From the entries below, gather every line containing the string "jóvenes".

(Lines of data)

----------------

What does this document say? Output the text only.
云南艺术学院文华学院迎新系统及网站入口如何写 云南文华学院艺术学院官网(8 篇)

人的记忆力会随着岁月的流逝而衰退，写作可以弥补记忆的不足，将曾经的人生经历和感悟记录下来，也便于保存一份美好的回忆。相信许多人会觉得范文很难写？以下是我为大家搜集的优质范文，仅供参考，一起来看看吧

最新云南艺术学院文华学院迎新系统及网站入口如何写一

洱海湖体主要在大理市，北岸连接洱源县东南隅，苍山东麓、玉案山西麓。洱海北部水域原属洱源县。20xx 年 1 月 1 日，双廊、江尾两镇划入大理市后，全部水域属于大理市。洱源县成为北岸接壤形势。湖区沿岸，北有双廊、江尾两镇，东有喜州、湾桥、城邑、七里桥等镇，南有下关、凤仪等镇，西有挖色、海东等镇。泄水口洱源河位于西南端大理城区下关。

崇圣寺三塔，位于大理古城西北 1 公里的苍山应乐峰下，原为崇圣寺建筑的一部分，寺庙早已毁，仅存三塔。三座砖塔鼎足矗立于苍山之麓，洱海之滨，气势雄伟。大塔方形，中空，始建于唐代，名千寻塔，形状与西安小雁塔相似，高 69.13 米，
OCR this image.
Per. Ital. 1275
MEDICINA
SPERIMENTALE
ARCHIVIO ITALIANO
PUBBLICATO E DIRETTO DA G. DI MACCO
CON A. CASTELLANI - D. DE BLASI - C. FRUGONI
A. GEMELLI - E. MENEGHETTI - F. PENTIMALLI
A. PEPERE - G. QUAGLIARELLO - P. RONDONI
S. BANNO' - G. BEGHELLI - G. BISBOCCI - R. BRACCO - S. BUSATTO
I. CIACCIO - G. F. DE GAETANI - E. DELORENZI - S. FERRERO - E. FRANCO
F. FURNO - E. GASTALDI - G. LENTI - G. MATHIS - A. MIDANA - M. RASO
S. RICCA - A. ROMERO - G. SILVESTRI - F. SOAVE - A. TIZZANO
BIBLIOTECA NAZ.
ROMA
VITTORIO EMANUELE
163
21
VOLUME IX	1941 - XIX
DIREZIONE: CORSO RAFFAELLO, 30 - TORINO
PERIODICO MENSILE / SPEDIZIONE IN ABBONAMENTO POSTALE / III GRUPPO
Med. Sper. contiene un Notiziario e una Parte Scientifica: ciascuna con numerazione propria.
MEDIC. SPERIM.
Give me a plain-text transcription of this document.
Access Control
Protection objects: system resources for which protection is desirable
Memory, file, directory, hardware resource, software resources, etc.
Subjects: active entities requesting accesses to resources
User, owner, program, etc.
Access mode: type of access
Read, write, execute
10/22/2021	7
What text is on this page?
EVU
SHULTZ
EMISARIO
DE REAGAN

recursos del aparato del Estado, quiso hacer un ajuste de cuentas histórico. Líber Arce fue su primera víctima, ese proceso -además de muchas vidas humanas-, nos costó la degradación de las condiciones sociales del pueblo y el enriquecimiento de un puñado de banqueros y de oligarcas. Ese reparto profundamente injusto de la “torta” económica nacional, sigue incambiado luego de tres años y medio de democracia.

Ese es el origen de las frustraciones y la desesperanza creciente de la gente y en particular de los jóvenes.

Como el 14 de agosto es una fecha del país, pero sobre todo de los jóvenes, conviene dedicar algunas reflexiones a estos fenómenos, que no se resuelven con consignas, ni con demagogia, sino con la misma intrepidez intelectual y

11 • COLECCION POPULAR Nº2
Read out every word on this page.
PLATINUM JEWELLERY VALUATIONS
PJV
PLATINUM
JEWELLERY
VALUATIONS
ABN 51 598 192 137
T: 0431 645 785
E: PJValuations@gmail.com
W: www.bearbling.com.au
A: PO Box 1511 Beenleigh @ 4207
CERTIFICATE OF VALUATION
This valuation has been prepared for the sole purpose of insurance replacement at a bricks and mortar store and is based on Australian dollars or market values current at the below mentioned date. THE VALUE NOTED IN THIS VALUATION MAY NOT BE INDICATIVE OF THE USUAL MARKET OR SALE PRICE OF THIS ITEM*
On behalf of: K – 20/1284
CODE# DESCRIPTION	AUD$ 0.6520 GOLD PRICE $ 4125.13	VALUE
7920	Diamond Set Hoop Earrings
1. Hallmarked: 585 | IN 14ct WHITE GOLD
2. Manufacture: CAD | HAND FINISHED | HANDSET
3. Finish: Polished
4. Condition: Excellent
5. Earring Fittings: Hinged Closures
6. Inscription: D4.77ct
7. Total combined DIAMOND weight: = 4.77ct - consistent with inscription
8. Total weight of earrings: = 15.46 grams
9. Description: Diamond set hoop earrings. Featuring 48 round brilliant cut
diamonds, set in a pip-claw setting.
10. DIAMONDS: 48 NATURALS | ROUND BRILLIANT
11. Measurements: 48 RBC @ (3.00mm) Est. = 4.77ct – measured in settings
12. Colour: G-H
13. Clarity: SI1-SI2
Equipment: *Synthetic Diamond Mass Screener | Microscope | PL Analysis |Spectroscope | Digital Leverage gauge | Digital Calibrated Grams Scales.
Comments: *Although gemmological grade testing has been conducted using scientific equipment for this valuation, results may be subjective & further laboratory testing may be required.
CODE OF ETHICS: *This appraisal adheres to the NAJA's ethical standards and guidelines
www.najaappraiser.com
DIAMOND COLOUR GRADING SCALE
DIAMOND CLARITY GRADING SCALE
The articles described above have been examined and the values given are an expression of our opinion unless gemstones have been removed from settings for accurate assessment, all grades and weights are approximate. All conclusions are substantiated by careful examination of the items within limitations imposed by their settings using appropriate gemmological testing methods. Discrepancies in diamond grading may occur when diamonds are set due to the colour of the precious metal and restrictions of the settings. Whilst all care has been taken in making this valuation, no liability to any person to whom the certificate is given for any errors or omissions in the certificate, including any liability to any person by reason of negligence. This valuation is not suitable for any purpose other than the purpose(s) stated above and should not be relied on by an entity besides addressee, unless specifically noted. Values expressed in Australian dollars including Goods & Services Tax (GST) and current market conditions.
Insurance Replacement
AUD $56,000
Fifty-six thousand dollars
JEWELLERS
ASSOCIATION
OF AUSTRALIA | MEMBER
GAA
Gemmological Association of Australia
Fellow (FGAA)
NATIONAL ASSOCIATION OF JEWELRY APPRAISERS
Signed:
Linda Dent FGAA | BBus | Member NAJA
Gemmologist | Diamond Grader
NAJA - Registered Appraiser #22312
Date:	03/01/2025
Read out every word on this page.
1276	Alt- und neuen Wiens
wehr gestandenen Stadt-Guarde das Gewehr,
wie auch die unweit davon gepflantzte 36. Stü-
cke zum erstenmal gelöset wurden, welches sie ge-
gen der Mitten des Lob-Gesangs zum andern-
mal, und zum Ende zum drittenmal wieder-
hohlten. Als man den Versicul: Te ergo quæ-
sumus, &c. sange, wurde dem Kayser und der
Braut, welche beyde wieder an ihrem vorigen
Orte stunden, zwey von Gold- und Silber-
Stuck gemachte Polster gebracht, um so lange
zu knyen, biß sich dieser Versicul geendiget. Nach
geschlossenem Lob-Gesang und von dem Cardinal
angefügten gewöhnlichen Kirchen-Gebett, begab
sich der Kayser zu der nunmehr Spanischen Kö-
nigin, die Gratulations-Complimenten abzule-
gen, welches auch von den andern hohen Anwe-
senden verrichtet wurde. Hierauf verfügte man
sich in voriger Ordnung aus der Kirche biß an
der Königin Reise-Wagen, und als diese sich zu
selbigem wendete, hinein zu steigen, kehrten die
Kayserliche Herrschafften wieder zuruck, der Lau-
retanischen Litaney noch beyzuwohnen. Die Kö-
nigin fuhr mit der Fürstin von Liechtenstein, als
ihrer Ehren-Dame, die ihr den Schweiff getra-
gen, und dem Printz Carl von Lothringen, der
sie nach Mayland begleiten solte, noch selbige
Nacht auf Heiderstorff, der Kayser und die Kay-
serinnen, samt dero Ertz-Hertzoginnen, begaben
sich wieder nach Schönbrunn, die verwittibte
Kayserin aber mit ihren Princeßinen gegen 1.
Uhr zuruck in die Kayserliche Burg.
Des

----------------

| Result |
Ese es el origen de las frustraciones y la desesperanza creciente de la gente y en particular de los jóvenes.
Como el 14 de agosto es una fecha del país, pero sobre todo de los jóvenes, conviene dedicar algunas reflexiones a estos fenómenos, que no se resuelven con consignas, ni con demagogia, sino con la misma intrepidez intelectual y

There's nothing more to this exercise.